ACTIVITY: Your answer must consist of every line from the data below that includes the word "chicken".

MATERIAL SHOWN:
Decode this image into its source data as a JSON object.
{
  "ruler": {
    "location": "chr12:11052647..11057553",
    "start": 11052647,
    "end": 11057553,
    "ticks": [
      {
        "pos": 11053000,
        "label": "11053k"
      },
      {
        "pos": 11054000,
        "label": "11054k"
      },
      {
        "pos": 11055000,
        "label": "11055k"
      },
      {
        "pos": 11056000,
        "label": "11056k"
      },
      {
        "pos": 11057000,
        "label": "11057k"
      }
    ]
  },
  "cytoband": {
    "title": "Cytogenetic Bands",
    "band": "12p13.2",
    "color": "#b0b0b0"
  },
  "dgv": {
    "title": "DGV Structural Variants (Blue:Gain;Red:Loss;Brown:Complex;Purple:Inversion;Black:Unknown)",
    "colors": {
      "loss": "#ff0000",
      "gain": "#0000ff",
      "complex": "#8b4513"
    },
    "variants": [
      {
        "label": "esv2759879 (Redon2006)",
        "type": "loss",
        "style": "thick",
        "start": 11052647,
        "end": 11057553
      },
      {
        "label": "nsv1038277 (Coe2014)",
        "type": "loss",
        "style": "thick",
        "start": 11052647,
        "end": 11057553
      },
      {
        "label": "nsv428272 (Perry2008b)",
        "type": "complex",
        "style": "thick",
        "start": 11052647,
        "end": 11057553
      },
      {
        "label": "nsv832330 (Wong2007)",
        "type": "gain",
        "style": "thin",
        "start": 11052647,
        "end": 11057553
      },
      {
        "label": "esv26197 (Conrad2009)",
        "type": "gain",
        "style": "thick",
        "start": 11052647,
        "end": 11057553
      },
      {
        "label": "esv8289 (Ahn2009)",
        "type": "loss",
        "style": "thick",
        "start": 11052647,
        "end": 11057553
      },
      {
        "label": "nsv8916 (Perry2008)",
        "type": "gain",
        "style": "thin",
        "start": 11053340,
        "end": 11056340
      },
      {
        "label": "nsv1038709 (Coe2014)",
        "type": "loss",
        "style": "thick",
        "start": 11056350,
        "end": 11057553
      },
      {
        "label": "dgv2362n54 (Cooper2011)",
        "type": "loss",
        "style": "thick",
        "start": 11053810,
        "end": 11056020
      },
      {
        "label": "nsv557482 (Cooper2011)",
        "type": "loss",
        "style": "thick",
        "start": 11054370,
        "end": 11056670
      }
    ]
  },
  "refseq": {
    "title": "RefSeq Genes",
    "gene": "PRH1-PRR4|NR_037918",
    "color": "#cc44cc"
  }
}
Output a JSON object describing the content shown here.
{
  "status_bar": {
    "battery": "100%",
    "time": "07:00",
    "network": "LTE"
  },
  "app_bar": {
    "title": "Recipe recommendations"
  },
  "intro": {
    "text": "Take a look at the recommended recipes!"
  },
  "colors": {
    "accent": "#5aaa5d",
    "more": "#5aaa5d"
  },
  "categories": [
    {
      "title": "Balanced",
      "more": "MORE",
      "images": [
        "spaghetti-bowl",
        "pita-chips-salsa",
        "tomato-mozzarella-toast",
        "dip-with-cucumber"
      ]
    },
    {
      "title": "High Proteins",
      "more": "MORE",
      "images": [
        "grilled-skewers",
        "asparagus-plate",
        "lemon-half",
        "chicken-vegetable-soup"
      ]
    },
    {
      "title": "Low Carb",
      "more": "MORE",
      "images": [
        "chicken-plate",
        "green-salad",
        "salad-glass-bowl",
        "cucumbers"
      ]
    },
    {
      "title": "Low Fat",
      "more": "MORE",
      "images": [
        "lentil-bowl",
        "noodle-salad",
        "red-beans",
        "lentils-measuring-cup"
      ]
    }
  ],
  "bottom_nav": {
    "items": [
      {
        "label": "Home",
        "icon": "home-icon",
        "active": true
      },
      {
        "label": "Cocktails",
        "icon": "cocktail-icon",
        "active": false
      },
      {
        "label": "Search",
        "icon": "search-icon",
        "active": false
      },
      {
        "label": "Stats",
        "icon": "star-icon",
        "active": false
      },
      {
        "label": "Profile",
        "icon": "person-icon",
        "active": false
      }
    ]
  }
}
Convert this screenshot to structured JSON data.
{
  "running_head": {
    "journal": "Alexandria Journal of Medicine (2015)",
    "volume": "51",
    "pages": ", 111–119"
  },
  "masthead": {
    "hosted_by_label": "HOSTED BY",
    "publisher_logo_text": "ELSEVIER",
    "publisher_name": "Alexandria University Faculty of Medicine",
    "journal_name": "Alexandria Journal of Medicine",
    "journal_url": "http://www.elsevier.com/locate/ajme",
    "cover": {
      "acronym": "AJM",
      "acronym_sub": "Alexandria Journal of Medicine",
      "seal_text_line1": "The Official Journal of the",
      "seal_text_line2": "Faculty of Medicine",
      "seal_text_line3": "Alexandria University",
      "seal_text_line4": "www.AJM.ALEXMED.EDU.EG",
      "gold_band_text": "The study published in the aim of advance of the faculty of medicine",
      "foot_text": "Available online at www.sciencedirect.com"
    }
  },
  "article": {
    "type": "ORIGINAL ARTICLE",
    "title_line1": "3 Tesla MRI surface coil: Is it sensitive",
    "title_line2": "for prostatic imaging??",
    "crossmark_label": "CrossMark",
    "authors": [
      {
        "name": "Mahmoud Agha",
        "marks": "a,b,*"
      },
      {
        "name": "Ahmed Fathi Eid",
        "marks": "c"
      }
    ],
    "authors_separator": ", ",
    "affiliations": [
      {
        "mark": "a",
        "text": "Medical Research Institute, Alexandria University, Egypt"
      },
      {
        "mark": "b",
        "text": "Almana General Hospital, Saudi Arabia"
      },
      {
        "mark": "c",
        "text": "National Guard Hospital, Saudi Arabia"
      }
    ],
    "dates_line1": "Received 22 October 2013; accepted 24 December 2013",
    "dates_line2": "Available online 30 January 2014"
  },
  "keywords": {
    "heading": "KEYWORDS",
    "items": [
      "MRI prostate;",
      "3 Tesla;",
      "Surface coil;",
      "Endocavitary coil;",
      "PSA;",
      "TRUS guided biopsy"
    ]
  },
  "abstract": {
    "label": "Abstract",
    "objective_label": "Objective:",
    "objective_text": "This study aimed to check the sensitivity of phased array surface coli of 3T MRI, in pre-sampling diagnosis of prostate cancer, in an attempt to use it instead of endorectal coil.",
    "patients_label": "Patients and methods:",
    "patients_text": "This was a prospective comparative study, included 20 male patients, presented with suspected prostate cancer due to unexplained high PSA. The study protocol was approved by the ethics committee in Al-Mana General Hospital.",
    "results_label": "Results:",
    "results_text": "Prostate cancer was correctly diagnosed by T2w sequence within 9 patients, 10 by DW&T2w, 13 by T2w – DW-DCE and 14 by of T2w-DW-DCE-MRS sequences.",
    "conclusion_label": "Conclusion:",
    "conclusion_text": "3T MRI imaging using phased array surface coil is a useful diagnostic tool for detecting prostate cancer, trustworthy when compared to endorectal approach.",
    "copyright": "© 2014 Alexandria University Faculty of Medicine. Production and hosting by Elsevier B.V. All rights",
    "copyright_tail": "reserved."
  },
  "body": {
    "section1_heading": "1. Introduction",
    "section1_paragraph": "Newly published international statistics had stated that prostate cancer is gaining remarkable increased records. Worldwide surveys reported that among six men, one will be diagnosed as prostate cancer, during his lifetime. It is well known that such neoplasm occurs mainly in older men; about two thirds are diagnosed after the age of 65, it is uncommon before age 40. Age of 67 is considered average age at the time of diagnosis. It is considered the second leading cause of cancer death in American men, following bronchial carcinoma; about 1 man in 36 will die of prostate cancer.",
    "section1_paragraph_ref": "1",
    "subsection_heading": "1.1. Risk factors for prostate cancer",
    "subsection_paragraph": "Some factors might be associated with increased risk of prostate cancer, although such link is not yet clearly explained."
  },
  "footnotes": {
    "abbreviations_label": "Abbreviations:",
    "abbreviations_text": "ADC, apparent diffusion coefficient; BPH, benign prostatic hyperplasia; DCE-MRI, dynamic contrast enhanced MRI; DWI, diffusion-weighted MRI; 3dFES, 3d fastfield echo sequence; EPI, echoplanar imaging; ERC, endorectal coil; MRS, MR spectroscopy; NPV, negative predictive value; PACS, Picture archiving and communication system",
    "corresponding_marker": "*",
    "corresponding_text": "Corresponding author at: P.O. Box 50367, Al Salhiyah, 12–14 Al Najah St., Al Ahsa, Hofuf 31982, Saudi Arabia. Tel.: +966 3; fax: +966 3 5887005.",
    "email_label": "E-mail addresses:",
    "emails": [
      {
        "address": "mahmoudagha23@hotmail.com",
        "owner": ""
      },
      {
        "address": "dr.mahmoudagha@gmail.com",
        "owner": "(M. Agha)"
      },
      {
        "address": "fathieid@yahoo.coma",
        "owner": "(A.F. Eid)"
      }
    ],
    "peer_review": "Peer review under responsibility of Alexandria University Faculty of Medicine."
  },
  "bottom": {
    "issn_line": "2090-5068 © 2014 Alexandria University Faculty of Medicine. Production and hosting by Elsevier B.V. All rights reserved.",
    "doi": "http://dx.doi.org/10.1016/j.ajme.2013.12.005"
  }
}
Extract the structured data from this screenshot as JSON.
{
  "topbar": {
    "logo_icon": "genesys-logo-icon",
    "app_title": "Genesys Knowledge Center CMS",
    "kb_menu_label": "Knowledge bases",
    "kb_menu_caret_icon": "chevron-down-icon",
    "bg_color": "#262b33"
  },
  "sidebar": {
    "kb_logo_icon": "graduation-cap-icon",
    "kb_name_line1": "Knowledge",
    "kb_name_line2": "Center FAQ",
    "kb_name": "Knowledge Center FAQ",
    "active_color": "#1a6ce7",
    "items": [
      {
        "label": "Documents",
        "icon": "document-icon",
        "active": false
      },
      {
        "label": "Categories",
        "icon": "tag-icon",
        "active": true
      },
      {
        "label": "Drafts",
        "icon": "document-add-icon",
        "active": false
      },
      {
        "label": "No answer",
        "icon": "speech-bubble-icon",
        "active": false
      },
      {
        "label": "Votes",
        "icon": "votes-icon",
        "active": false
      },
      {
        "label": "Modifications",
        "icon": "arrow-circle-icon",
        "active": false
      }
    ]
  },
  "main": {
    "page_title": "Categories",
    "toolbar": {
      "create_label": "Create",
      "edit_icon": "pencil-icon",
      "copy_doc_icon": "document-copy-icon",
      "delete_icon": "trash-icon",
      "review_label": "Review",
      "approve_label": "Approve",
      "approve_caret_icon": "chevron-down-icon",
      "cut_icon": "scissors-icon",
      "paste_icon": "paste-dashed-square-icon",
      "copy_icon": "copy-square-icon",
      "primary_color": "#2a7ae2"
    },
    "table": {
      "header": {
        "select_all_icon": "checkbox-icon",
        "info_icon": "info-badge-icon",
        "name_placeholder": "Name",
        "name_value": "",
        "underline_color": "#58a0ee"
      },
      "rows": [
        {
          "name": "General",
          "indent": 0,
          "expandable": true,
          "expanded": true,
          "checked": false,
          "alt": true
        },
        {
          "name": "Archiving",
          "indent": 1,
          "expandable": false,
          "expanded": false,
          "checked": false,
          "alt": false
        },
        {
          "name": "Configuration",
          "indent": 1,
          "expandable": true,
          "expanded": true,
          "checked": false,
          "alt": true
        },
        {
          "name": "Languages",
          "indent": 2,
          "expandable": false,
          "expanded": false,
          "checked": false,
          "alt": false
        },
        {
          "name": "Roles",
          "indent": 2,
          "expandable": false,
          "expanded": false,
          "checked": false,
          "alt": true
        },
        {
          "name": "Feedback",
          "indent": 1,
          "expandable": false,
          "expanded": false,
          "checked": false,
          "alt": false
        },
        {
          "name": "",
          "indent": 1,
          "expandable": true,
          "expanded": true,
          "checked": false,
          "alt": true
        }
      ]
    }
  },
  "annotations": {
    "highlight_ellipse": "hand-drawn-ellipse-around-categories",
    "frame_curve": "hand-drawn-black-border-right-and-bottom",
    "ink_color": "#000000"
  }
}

SOLUTION FOR THIS EXERCISE:
        "chicken-vegetable-soup"
        "chicken-plate",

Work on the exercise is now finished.